DATA LINES |
:::::

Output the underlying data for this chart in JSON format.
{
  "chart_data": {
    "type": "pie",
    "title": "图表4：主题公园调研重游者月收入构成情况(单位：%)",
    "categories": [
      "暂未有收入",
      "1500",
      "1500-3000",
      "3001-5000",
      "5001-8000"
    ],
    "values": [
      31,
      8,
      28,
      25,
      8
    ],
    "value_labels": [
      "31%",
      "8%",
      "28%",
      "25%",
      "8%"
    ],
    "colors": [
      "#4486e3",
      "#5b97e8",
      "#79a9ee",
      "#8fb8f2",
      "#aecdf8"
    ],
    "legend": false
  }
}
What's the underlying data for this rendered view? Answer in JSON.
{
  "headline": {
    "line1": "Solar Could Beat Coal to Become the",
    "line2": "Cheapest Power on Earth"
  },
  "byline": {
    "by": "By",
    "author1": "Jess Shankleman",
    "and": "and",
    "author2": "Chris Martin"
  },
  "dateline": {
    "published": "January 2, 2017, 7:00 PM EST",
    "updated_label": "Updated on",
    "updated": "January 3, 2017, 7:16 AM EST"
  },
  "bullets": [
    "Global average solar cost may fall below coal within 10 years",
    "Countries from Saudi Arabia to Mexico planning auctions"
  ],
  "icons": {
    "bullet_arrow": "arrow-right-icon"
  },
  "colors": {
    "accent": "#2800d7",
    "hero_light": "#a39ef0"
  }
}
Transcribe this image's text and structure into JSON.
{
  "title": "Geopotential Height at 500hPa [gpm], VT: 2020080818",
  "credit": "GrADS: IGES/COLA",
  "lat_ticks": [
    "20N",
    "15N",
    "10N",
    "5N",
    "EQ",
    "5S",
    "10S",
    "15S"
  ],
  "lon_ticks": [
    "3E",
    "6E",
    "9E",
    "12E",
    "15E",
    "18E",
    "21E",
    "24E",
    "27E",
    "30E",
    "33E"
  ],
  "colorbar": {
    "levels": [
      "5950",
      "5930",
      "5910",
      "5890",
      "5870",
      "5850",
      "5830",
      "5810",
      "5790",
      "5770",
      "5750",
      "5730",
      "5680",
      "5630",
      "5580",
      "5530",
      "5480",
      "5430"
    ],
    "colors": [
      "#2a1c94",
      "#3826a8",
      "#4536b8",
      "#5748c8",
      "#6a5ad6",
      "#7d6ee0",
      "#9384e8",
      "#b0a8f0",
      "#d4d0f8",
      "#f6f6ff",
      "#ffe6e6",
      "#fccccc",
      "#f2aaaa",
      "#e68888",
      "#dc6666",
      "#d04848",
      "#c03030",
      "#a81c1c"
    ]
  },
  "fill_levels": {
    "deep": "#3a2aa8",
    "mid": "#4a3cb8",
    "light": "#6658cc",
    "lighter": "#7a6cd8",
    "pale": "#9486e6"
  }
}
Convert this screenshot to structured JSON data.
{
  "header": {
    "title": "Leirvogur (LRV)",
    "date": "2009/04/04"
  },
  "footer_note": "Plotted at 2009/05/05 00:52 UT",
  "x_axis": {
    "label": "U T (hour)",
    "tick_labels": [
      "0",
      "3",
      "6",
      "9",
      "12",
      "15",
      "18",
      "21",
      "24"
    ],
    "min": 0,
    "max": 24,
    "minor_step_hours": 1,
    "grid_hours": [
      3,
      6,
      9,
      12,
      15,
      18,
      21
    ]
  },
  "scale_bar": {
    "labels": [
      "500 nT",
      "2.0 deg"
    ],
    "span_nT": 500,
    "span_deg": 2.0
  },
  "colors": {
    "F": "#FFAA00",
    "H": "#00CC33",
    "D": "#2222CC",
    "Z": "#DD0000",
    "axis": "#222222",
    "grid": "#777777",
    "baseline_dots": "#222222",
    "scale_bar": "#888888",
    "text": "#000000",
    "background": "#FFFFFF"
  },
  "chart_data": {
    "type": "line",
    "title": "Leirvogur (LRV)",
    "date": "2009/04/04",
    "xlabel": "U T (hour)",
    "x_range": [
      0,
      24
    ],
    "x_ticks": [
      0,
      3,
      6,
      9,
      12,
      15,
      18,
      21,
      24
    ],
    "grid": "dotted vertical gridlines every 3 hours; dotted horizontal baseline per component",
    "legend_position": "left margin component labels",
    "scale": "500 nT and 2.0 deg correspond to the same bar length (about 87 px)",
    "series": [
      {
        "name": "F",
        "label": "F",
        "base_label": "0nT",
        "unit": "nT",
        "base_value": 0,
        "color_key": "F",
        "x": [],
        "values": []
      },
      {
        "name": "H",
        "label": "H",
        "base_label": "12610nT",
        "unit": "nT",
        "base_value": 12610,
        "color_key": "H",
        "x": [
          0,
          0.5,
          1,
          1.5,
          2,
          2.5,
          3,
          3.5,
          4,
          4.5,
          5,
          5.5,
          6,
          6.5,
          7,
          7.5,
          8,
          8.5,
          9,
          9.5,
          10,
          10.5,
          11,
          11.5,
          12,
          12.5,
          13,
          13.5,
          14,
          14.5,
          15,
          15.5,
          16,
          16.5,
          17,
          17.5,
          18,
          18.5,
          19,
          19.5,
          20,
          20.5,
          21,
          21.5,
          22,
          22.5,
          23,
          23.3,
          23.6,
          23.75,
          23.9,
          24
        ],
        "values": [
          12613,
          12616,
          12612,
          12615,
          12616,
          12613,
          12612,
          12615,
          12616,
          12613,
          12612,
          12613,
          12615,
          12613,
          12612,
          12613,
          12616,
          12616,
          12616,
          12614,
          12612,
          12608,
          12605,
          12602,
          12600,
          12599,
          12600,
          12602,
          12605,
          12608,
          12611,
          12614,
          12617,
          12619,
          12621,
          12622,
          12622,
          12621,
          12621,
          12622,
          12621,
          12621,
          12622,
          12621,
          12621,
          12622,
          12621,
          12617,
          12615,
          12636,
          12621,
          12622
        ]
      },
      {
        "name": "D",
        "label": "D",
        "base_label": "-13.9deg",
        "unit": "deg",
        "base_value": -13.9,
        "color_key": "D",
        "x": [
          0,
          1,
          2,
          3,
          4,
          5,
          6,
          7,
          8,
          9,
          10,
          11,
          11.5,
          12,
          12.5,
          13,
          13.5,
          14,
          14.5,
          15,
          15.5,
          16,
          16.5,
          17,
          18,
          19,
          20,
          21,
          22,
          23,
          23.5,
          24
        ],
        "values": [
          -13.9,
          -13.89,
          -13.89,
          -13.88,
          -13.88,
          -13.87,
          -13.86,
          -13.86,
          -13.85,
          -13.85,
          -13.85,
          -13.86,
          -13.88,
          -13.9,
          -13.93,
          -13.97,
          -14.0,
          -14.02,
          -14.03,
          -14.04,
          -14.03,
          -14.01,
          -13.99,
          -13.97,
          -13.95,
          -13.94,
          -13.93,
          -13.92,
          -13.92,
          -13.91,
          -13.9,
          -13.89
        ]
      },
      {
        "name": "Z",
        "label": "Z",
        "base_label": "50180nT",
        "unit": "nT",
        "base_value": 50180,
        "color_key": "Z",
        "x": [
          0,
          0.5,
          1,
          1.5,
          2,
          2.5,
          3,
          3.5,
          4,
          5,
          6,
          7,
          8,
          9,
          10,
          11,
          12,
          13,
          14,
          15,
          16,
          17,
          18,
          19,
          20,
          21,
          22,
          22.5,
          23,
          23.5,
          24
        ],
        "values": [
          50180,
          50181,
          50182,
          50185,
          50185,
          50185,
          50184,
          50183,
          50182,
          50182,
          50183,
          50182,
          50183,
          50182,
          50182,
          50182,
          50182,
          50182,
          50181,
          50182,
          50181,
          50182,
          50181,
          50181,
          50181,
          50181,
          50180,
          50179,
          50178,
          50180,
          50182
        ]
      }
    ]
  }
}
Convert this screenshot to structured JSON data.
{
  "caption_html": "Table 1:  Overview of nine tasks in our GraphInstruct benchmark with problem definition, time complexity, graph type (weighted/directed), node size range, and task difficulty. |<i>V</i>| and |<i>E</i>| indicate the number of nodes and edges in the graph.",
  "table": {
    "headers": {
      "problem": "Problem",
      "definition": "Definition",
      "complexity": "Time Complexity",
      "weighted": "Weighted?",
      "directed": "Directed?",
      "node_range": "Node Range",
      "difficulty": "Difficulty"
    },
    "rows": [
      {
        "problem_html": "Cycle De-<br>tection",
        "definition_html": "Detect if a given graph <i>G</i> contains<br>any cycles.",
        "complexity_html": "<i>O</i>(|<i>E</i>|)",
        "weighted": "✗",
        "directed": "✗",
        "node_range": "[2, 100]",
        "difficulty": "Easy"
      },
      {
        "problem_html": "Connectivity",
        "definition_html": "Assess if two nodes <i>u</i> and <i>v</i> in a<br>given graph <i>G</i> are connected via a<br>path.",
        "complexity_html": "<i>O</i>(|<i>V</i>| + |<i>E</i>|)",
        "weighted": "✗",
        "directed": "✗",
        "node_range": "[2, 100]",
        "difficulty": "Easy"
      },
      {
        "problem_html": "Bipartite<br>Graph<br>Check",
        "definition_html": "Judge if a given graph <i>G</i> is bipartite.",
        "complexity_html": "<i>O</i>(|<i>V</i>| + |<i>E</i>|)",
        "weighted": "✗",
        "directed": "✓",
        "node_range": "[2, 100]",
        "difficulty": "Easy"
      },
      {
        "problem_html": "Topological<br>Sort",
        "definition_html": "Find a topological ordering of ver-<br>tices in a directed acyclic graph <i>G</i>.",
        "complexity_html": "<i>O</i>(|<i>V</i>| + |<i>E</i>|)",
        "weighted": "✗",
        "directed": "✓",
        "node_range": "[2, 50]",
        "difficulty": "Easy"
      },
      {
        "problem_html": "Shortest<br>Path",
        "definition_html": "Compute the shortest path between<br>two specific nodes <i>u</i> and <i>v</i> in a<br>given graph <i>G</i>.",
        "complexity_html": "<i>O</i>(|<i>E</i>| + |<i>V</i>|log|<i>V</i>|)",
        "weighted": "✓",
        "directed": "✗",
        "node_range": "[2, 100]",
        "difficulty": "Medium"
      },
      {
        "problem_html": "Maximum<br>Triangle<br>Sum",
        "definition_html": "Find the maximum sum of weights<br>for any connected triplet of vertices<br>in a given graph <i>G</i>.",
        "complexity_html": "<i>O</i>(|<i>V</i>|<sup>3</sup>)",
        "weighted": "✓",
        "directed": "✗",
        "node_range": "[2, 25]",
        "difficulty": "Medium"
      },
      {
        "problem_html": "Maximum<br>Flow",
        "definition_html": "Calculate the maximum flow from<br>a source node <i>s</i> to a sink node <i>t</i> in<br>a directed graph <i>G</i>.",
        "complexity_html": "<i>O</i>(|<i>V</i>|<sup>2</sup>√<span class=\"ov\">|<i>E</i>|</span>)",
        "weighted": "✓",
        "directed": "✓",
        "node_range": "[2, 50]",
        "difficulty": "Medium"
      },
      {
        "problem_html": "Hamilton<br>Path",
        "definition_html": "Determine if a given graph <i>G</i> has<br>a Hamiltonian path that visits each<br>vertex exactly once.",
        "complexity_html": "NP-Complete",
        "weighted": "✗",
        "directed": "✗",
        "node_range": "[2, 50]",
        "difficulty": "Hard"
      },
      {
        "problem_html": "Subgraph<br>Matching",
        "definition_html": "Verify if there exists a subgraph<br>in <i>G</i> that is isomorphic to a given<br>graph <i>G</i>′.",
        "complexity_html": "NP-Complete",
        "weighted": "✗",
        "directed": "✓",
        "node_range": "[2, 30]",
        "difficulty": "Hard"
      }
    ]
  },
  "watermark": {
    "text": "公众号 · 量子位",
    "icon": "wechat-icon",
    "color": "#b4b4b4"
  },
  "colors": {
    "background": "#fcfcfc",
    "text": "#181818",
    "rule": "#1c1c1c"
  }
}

:::::

SHORT TASK | Lines that hold "underlying" are the ones to copy; find all of them.

SOLUTION BELOW |
Output the underlying data for this chart in JSON format.
What's the underlying data for this rendered view? Answer in JSON.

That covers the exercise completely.